WHAT YOU WILL DO:
Write out the records beneath this line exactly as they appear, minus any images.

——————

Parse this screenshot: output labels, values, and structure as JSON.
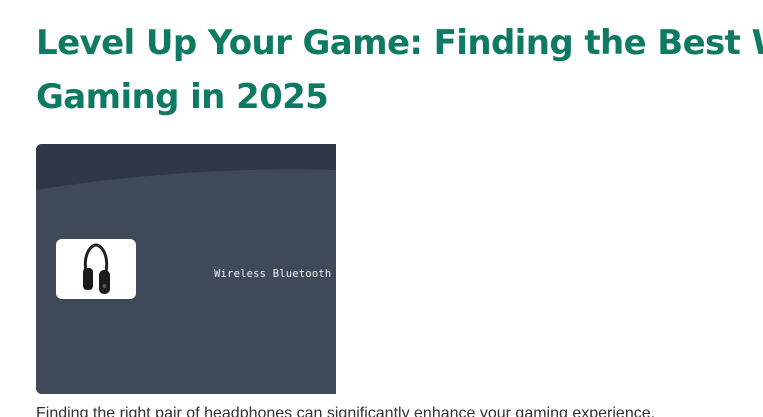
{
  "article": {
    "title_line1": "Level Up Your Game: Finding the Best Wi",
    "title_line2": "Gaming in 2025",
    "hero": {
      "label": "Wireless Bluetooth",
      "thumbnail_icon": "headphones-icon"
    },
    "intro_text": "Finding the right pair of headphones can significantly enhance your gaming experience."
  },
  "colors": {
    "title": "#0f7a63",
    "hero_background": "#3f4a58",
    "hero_top_band": "#2f3846"
  }
}
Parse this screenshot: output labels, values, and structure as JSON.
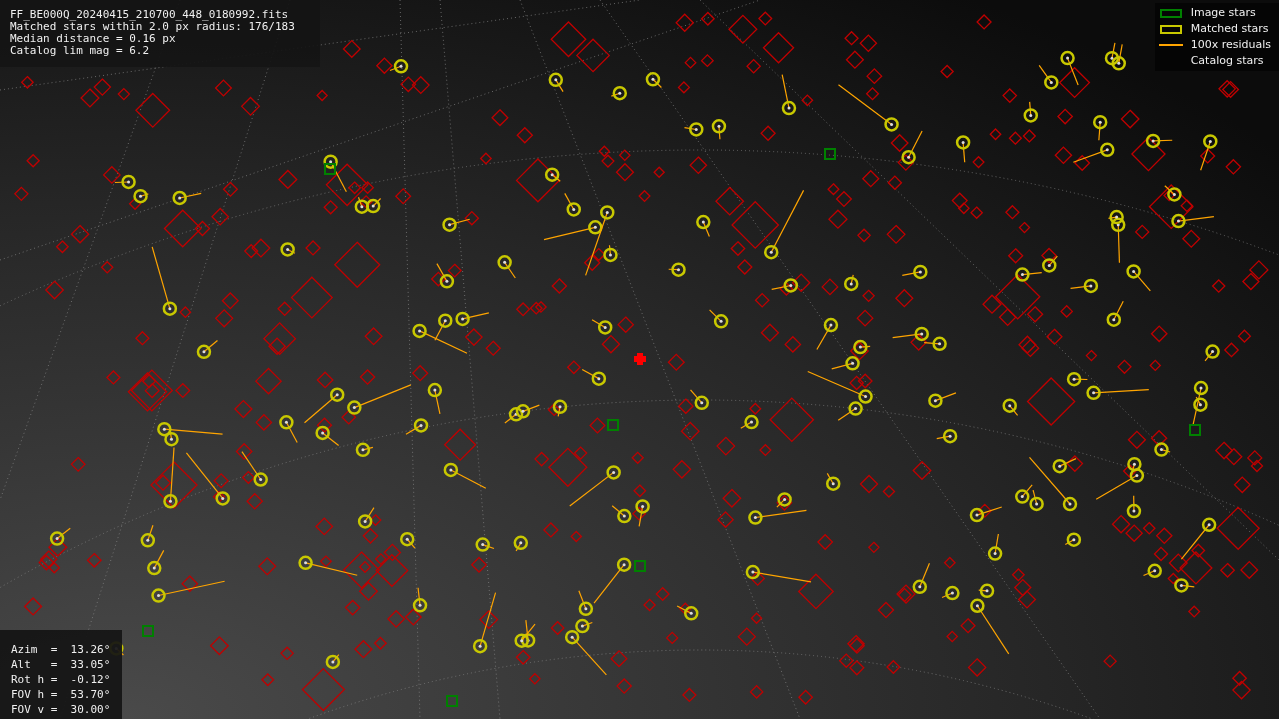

——————

TASK OUTPUT:
Parse this screenshot: output labels, values, and structure as JSON.
{
  "article": {
    "title_line1": "Level Up Your Game: Finding the Best Wi",
    "title_line2": "Gaming in 2025",
    "hero": {
      "label": "Wireless Bluetooth",
      "thumbnail_icon": "headphones-icon"
    },
    "intro_text": "Finding the right pair of headphones can significantly enhance your gaming experience."
  },
  "colors": {
    "title": "#0f7a63",
    "hero_background": "#3f4a58",
    "hero_top_band": "#2f3846"
  }
}
Parse this screenshot: output labels, values, and structure as JSON.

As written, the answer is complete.